▸ **JOB**: Copy out the data below verbatim.

** Begin DATA SECTION **

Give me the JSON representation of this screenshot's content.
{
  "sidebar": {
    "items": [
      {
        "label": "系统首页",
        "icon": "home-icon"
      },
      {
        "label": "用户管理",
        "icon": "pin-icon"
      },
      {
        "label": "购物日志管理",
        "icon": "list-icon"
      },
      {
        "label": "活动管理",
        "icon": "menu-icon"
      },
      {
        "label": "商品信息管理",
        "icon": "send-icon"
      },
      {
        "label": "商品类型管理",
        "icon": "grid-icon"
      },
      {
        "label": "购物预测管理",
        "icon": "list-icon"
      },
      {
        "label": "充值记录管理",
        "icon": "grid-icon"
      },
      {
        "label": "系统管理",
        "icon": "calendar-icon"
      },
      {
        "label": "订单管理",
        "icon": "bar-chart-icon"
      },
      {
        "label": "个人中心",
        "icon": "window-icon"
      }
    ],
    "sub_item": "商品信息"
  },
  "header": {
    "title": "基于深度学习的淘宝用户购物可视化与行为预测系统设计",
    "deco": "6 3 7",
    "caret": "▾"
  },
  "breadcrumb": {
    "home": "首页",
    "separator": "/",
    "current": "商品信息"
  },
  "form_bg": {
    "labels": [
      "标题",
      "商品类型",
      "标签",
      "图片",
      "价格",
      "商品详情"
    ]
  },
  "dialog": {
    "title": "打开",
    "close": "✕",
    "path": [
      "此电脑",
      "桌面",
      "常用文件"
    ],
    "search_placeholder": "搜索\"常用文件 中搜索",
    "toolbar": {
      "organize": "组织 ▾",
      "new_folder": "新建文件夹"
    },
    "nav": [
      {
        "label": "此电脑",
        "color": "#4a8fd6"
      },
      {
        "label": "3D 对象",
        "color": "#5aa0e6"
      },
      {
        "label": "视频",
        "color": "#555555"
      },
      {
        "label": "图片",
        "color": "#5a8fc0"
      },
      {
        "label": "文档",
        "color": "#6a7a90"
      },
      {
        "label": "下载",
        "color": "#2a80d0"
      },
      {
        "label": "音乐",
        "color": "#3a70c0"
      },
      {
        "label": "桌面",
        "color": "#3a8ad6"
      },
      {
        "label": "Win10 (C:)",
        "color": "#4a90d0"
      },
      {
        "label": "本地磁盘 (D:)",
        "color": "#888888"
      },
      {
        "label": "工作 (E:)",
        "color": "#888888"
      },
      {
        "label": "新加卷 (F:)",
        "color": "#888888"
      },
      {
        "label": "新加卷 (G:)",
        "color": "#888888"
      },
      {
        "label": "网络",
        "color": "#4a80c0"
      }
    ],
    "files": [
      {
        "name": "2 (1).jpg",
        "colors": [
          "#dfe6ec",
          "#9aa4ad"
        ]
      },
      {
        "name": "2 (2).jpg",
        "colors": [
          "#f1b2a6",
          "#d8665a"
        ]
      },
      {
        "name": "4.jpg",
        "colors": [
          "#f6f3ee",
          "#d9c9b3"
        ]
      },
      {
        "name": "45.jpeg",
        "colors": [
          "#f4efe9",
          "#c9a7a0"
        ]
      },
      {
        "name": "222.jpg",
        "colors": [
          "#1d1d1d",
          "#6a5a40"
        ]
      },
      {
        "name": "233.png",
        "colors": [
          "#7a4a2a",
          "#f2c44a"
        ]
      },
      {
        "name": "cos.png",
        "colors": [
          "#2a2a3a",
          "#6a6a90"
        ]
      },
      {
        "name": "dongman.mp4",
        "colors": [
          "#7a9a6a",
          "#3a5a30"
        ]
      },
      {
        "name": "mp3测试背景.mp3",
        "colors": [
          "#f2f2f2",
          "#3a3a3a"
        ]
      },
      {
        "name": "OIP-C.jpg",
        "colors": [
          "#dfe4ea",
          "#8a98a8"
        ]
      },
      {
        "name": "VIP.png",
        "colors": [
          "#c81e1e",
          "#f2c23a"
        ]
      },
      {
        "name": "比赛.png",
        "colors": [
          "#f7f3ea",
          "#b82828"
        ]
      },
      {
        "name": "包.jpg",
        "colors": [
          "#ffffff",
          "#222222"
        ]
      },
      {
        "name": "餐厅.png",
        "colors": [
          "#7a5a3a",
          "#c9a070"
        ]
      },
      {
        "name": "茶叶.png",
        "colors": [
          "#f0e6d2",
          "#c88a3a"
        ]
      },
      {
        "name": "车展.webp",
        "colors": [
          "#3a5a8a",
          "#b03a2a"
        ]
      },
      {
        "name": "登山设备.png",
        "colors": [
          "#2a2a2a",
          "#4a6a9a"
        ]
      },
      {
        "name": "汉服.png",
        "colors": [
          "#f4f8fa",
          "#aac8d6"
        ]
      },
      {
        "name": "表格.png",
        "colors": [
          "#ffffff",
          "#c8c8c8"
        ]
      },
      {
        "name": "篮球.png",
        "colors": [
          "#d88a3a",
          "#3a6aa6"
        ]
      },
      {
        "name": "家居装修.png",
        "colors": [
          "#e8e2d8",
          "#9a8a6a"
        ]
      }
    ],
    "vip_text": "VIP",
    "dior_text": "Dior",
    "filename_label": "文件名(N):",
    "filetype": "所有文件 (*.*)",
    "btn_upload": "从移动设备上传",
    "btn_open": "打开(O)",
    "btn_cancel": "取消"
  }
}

** End DATA SECTION **

▸ **OUTPUT OF THE EXERCISE**:
Give me the JSON representation of this screenshot's content.
{
  "sidebar": {
    "items": [
      {
        "label": "系统首页",
        "icon": "home-icon"
      },
      {
        "label": "用户管理",
        "icon": "pin-icon"
      },
      {
        "label": "购物日志管理",
        "icon": "list-icon"
      },
      {
        "label": "活动管理",
        "icon": "menu-icon"
      },
      {
        "label": "商品信息管理",
        "icon": "send-icon"
      },
      {
        "label": "商品类型管理",
        "icon": "grid-icon"
      },
      {
        "label": "购物预测管理",
        "icon": "list-icon"
      },
      {
        "label": "充值记录管理",
        "icon": "grid-icon"
      },
      {
        "label": "系统管理",
        "icon": "calendar-icon"
      },
      {
        "label": "订单管理",
        "icon": "bar-chart-icon"
      },
      {
        "label": "个人中心",
        "icon": "window-icon"
      }
    ],
    "sub_item": "商品信息"
  },
  "header": {
    "title": "基于深度学习的淘宝用户购物可视化与行为预测系统设计",
    "deco": "6 3 7",
    "caret": "▾"
  },
  "breadcrumb": {
    "home": "首页",
    "separator": "/",
    "current": "商品信息"
  },
  "form_bg": {
    "labels": [
      "标题",
      "商品类型",
      "标签",
      "图片",
      "价格",
      "商品详情"
    ]
  },
  "dialog": {
    "title": "打开",
    "close": "✕",
    "path": [
      "此电脑",
      "桌面",
      "常用文件"
    ],
    "search_placeholder": "搜索\"常用文件 中搜索",
    "toolbar": {
      "organize": "组织 ▾",
      "new_folder": "新建文件夹"
    },
    "nav": [
      {
        "label": "此电脑",
        "color": "#4a8fd6"
      },
      {
        "label": "3D 对象",
        "color": "#5aa0e6"
      },
      {
        "label": "视频",
        "color": "#555555"
      },
      {
        "label": "图片",
        "color": "#5a8fc0"
      },
      {
        "label": "文档",
        "color": "#6a7a90"
      },
      {
        "label": "下载",
        "color": "#2a80d0"
      },
      {
        "label": "音乐",
        "color": "#3a70c0"
      },
      {
        "label": "桌面",
        "color": "#3a8ad6"
      },
      {
        "label": "Win10 (C:)",
        "color": "#4a90d0"
      },
      {
        "label": "本地磁盘 (D:)",
        "color": "#888888"
      },
      {
        "label": "工作 (E:)",
        "color": "#888888"
      },
      {
        "label": "新加卷 (F:)",
        "color": "#888888"
      },
      {
        "label": "新加卷 (G:)",
        "color": "#888888"
      },
      {
        "label": "网络",
        "color": "#4a80c0"
      }
    ],
    "files": [
      {
        "name": "2 (1).jpg",
        "colors": [
          "#dfe6ec",
          "#9aa4ad"
        ]
      },
      {
        "name": "2 (2).jpg",
        "colors": [
          "#f1b2a6",
          "#d8665a"
        ]
      },
      {
        "name": "4.jpg",
        "colors": [
          "#f6f3ee",
          "#d9c9b3"
        ]
      },
      {
        "name": "45.jpeg",
        "colors": [
          "#f4efe9",
          "#c9a7a0"
        ]
      },
      {
        "name": "222.jpg",
        "colors": [
          "#1d1d1d",
          "#6a5a40"
        ]
      },
      {
        "name": "233.png",
        "colors": [
          "#7a4a2a",
          "#f2c44a"
        ]
      },
      {
        "name": "cos.png",
        "colors": [
          "#2a2a3a",
          "#6a6a90"
        ]
      },
      {
        "name": "dongman.mp4",
        "colors": [
          "#7a9a6a",
          "#3a5a30"
        ]
      },
      {
        "name": "mp3测试背景.mp3",
        "colors": [
          "#f2f2f2",
          "#3a3a3a"
        ]
      },
      {
        "name": "OIP-C.jpg",
        "colors": [
          "#dfe4ea",
          "#8a98a8"
        ]
      },
      {
        "name": "VIP.png",
        "colors": [
          "#c81e1e",
          "#f2c23a"
        ]
      },
      {
        "name": "比赛.png",
        "colors": [
          "#f7f3ea",
          "#b82828"
        ]
      },
      {
        "name": "包.jpg",
        "colors": [
          "#ffffff",
          "#222222"
        ]
      },
      {
        "name": "餐厅.png",
        "colors": [
          "#7a5a3a",
          "#c9a070"
        ]
      },
      {
        "name": "茶叶.png",
        "colors": [
          "#f0e6d2",
          "#c88a3a"
        ]
      },
      {
        "name": "车展.webp",
        "colors": [
          "#3a5a8a",
          "#b03a2a"
        ]
      },
      {
        "name": "登山设备.png",
        "colors": [
          "#2a2a2a",
          "#4a6a9a"
        ]
      },
      {
        "name": "汉服.png",
        "colors": [
          "#f4f8fa",
          "#aac8d6"
        ]
      },
      {
        "name": "表格.png",
        "colors": [
          "#ffffff",
          "#c8c8c8"
        ]
      },
      {
        "name": "篮球.png",
        "colors": [
          "#d88a3a",
          "#3a6aa6"
        ]
      },
      {
        "name": "家居装修.png",
        "colors": [
          "#e8e2d8",
          "#9a8a6a"
        ]
      }
    ],
    "vip_text": "VIP",
    "dior_text": "Dior",
    "filename_label": "文件名(N):",
    "filetype": "所有文件 (*.*)",
    "btn_upload": "从移动设备上传",
    "btn_open": "打开(O)",
    "btn_cancel": "取消"
  }
}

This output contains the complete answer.